Johnston County, No. 22 CVS000111-500

TONY RUSSELL, Plaintiff,

v. GEORGE WILLIAM BAGBY TAYLOR JR. D/B/A NATIONAL SPEED OF WILMINGTON, INC. A/K/A NATIONAL SPEED, INC., Defendant.

Appeal by Defendant from order entered 27 March 2024 by Judge Keith O. Gregory in Johnston County Superior Court. Heard in the Court of Appeals 9 April 2025.

Fox Rothschild LLP, by Matthew Nis Leerberg and Brian C. Bernhardt, for Defendant-Appellant.

Wicker Law Firm, P.L.L.C., by Harrison L. Wicker and Jackson D. Wicker, for Plaintiff-Appellee.

COLLINS, Judge.

George William Bagby Taylor appeals from the trial court’s order entering default judgment against him. Taylor argues that the trial court erred by changing the name of the judgment debtor on an Order for Entry of Default Judgment from “National Speed of Wilmington, Inc.” to Taylor in his individual capacity, as requested by Plaintiff in his amended Rule 60 motion, and by entering an Order for Entry of Default Judgment against Taylor in his individual capacity. We agree and *2 vacate the Order for Entry of Default Judgment entered against Taylor.

I. Background

Plaintiff Tony Russell filed a complaint against National Speed of Wilmington, Inc. (“NSW, Inc.”) on 11 January 2022. Plaintiff alleged that NSW, Inc. negligently tuned his vehicle, causing substantial damage to the vehicle, and Plaintiff sought redress. Summons was issued on that date. Plaintiff served the summons and complaint on NSW, Inc. by serving Taylor in his capacity as NSW, Inc. ’s registered agent. NSW, Inc. filed an answer to the complaint on 25 March 2022.

Plaintiff filed a motion for leave to file a first amended complaint and served the motion on Lamar Armstrong, Jr., as counsel for NSW, Inc. Armstrong subsequently moved to withdraw as counsel. The trial court granted Armstrong’s motion to withdraw and ordered that Plaintiff serve NSW, Inc. by first class mail addressed to: National Speed of Wilmington, Inc., 6779 Gordon Road, Wilmington, NC 28411.

Plaintiff served the first amended complaint via mail on NSW, Inc. at the address ordered. After receiving no response, Plaintiff moved for entry of default against NSW, Inc. The trial court entered an order of default against NSW, Inc. on May 2023. Plaintiff moved for default judgment against NSW, Inc. and served the motion via mail to NSW, Inc. at the address ordered.

* _PROVIDED INFORMATION_

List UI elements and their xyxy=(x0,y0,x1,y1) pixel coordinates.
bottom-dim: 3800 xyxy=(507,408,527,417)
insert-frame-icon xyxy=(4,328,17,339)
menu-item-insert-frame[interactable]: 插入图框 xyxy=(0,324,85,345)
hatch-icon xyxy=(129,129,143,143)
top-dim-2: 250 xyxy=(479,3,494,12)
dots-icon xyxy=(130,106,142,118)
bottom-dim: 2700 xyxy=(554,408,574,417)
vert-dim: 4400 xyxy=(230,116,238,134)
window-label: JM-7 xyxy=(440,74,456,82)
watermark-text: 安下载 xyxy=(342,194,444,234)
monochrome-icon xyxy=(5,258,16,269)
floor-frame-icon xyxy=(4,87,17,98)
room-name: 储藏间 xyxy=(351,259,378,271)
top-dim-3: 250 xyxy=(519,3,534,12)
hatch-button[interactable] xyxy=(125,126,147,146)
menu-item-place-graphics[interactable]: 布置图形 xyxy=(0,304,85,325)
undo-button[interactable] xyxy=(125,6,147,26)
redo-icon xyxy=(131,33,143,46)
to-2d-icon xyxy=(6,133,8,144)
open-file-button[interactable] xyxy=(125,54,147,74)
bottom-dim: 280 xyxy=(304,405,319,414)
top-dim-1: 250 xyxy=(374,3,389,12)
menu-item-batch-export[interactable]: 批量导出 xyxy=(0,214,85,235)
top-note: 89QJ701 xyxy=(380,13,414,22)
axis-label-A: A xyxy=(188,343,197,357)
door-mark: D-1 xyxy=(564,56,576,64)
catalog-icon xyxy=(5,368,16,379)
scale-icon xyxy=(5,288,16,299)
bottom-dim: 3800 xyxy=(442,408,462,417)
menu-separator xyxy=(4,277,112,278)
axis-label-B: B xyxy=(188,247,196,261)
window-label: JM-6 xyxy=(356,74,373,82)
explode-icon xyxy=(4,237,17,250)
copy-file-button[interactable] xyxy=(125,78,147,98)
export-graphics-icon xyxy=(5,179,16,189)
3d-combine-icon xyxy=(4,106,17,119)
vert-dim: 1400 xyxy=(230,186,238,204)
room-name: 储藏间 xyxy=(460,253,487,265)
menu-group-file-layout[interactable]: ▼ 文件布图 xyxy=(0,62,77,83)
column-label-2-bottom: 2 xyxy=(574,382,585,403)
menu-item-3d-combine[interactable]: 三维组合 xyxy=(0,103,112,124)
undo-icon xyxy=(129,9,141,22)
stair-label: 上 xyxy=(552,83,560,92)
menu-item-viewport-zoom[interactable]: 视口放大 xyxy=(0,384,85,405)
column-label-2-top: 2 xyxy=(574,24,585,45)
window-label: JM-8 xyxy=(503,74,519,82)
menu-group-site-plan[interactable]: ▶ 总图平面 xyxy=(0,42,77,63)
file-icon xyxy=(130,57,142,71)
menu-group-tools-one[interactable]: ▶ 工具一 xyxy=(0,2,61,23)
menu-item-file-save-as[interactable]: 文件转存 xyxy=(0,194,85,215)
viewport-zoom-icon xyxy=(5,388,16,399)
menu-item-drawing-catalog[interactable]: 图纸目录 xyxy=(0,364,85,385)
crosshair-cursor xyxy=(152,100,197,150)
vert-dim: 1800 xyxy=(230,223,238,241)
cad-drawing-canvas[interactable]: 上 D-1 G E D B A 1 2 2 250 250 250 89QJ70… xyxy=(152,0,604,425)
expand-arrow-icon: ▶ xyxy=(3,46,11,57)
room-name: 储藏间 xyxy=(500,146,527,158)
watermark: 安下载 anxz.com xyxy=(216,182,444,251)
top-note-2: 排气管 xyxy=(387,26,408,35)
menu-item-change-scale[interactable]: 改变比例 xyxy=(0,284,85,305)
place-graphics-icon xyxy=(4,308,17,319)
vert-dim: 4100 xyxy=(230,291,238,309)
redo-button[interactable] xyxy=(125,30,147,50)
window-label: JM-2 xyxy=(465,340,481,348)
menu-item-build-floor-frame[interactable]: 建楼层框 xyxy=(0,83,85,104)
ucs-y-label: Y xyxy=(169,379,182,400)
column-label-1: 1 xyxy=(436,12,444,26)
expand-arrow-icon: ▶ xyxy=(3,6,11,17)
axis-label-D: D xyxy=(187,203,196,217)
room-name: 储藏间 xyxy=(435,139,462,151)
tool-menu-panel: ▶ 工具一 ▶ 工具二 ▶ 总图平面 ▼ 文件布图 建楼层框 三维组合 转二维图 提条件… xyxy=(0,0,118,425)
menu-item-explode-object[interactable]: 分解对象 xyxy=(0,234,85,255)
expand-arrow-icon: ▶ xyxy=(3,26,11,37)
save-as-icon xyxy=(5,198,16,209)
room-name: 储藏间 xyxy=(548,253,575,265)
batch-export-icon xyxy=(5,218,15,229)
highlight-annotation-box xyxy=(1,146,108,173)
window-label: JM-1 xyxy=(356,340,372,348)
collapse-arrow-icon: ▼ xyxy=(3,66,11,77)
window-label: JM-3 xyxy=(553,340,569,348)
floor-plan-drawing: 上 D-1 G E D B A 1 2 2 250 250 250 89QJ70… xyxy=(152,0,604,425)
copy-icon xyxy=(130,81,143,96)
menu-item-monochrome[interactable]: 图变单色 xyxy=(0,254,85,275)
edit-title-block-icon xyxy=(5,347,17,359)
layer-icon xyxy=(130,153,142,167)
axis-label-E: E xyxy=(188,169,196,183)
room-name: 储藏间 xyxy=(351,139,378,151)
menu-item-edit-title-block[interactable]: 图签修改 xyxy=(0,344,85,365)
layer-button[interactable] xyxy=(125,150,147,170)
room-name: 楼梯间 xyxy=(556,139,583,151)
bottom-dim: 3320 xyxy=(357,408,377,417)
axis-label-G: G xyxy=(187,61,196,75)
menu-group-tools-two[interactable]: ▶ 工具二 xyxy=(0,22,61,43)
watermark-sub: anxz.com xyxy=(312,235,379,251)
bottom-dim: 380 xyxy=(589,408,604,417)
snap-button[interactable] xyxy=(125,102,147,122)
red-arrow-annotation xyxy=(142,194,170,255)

* _SET TASK_
Write out, word for word, the part of the court opinion that opens with the words containing "Johnston County, No." and closes with "SPEED, INC., Defendant.". The listing has no role in this work.

* _EXERCISE OUTPUT_
Johnston County, No. 22 CVS000111-500

TONY RUSSELL, Plaintiff,

v. GEORGE WILLIAM BAGBY TAYLOR JR. D/B/A NATIONAL SPEED OF WILMINGTON, INC. A/K/A NATIONAL SPEED, INC., Defendant.